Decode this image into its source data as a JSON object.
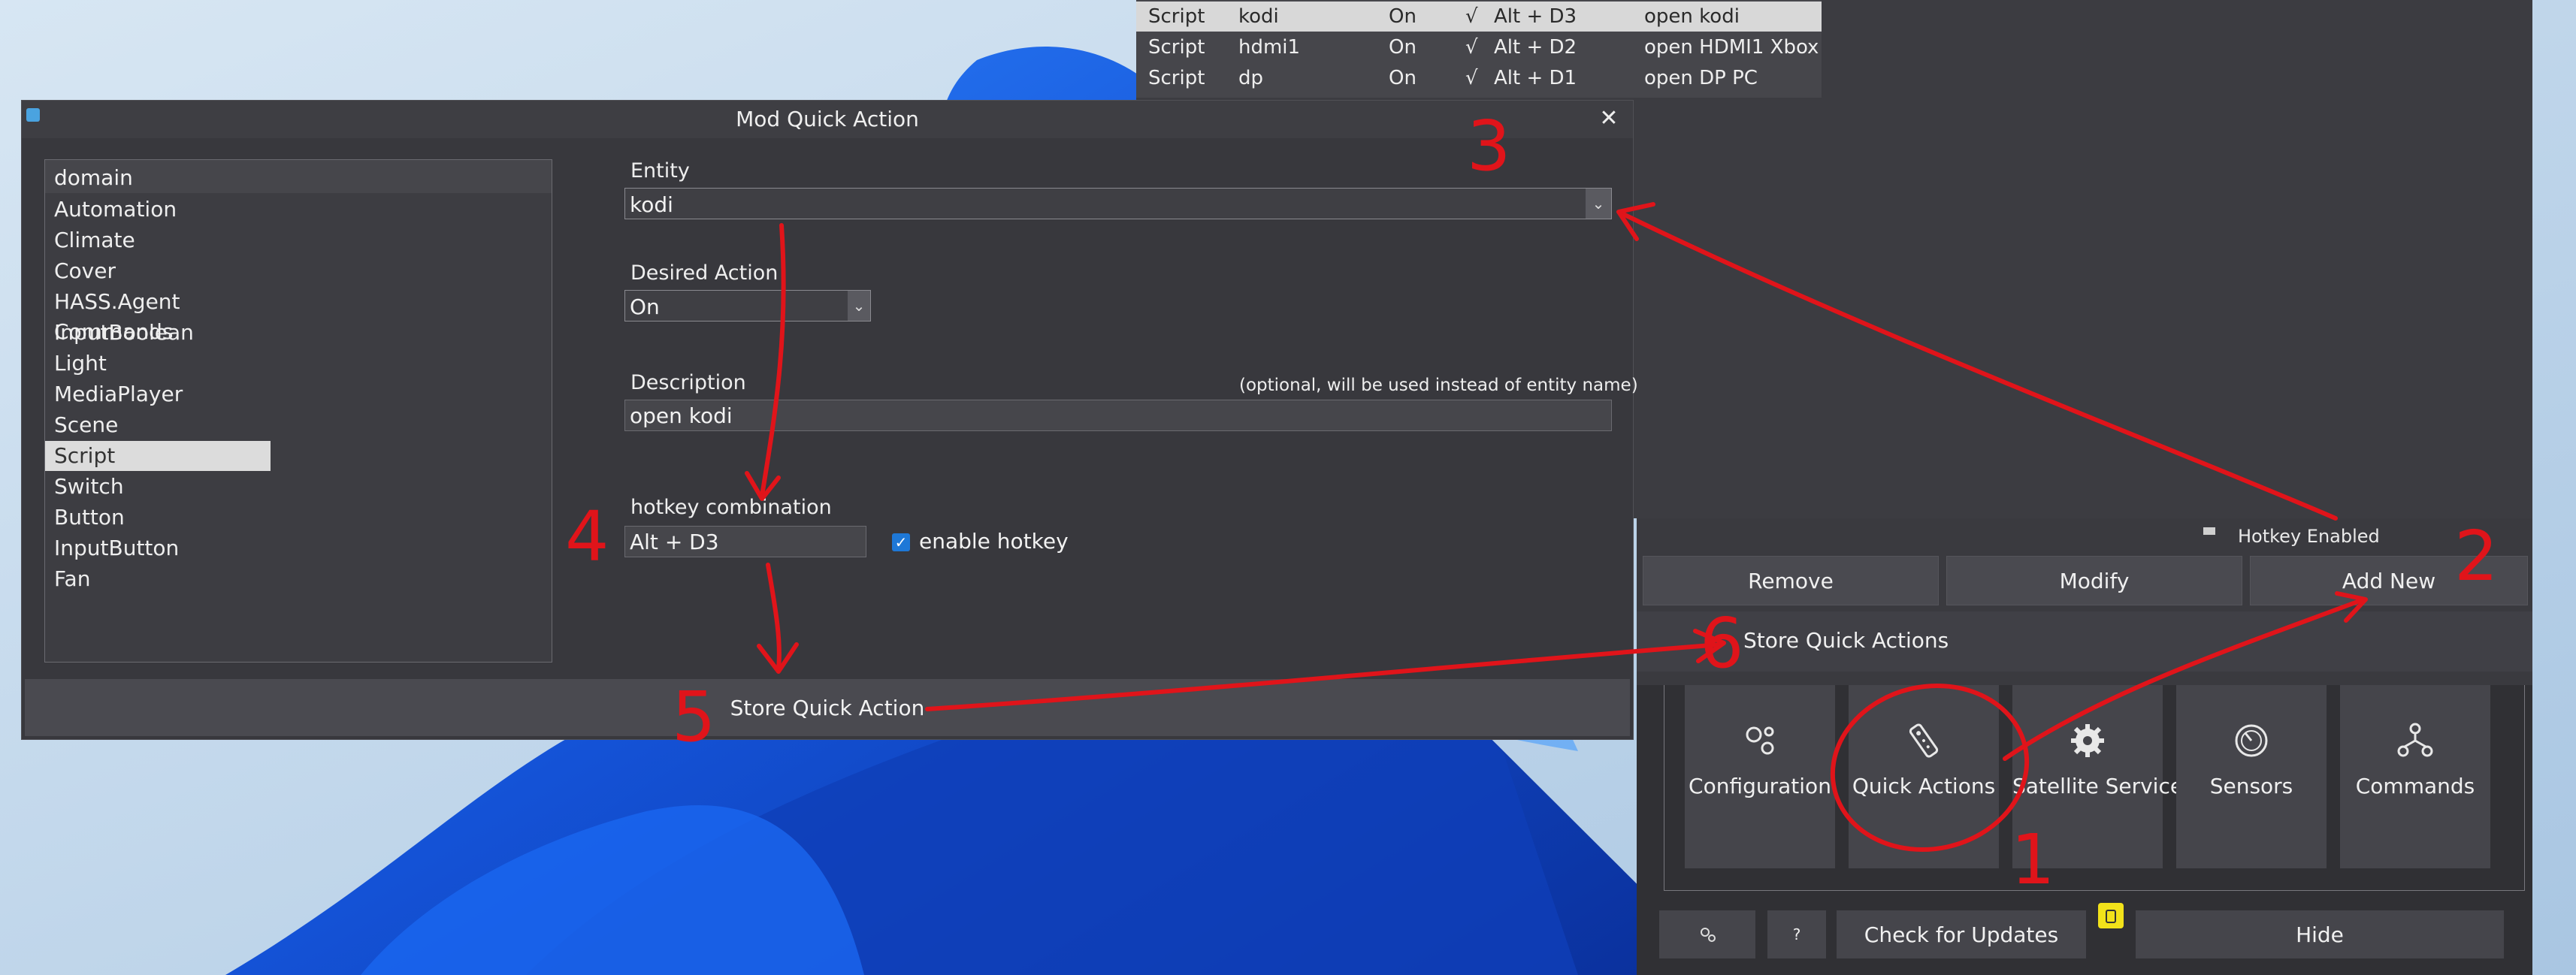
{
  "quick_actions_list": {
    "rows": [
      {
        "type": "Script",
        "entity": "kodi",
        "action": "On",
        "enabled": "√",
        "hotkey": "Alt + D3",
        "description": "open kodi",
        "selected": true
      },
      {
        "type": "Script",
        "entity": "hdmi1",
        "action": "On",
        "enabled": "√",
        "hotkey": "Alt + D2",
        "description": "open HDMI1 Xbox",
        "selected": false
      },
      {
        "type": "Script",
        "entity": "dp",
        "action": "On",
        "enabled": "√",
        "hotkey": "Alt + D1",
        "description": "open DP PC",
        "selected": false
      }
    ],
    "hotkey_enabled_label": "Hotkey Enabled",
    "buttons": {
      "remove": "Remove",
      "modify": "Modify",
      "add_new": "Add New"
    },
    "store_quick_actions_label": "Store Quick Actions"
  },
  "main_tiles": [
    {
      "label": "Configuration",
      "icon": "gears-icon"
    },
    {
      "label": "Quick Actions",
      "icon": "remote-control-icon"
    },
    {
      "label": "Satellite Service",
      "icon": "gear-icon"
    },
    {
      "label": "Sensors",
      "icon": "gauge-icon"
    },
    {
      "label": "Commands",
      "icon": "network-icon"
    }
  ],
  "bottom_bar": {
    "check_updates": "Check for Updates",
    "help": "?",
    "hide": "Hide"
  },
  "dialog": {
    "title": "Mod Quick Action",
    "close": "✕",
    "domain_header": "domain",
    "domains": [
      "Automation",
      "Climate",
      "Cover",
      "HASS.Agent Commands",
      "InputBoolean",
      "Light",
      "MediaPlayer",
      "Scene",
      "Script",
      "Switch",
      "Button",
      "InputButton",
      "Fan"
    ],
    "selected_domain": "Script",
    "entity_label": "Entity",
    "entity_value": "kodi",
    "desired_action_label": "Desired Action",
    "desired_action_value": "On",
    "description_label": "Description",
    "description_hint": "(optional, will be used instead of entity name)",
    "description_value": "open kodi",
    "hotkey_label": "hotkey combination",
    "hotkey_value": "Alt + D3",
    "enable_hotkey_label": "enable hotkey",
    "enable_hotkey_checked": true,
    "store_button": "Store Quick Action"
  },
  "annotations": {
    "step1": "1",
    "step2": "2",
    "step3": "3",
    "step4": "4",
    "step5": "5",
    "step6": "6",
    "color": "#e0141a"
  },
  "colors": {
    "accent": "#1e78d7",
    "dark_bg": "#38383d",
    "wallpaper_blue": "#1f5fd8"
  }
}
*-*-*
All entries are to be retyped exactly. Omit any embedded images.

- WRITTEN RESPONSE -
Decode this image into its source data as a JSON object.
{
  "quick_actions_list": {
    "rows": [
      {
        "type": "Script",
        "entity": "kodi",
        "action": "On",
        "enabled": "√",
        "hotkey": "Alt + D3",
        "description": "open kodi",
        "selected": true
      },
      {
        "type": "Script",
        "entity": "hdmi1",
        "action": "On",
        "enabled": "√",
        "hotkey": "Alt + D2",
        "description": "open HDMI1 Xbox",
        "selected": false
      },
      {
        "type": "Script",
        "entity": "dp",
        "action": "On",
        "enabled": "√",
        "hotkey": "Alt + D1",
        "description": "open DP PC",
        "selected": false
      }
    ],
    "hotkey_enabled_label": "Hotkey Enabled",
    "buttons": {
      "remove": "Remove",
      "modify": "Modify",
      "add_new": "Add New"
    },
    "store_quick_actions_label": "Store Quick Actions"
  },
  "main_tiles": [
    {
      "label": "Configuration",
      "icon": "gears-icon"
    },
    {
      "label": "Quick Actions",
      "icon": "remote-control-icon"
    },
    {
      "label": "Satellite Service",
      "icon": "gear-icon"
    },
    {
      "label": "Sensors",
      "icon": "gauge-icon"
    },
    {
      "label": "Commands",
      "icon": "network-icon"
    }
  ],
  "bottom_bar": {
    "check_updates": "Check for Updates",
    "help": "?",
    "hide": "Hide"
  },
  "dialog": {
    "title": "Mod Quick Action",
    "close": "✕",
    "domain_header": "domain",
    "domains": [
      "Automation",
      "Climate",
      "Cover",
      "HASS.Agent Commands",
      "InputBoolean",
      "Light",
      "MediaPlayer",
      "Scene",
      "Script",
      "Switch",
      "Button",
      "InputButton",
      "Fan"
    ],
    "selected_domain": "Script",
    "entity_label": "Entity",
    "entity_value": "kodi",
    "desired_action_label": "Desired Action",
    "desired_action_value": "On",
    "description_label": "Description",
    "description_hint": "(optional, will be used instead of entity name)",
    "description_value": "open kodi",
    "hotkey_label": "hotkey combination",
    "hotkey_value": "Alt + D3",
    "enable_hotkey_label": "enable hotkey",
    "enable_hotkey_checked": true,
    "store_button": "Store Quick Action"
  },
  "annotations": {
    "step1": "1",
    "step2": "2",
    "step3": "3",
    "step4": "4",
    "step5": "5",
    "step6": "6",
    "color": "#e0141a"
  },
  "colors": {
    "accent": "#1e78d7",
    "dark_bg": "#38383d",
    "wallpaper_blue": "#1f5fd8"
  }
}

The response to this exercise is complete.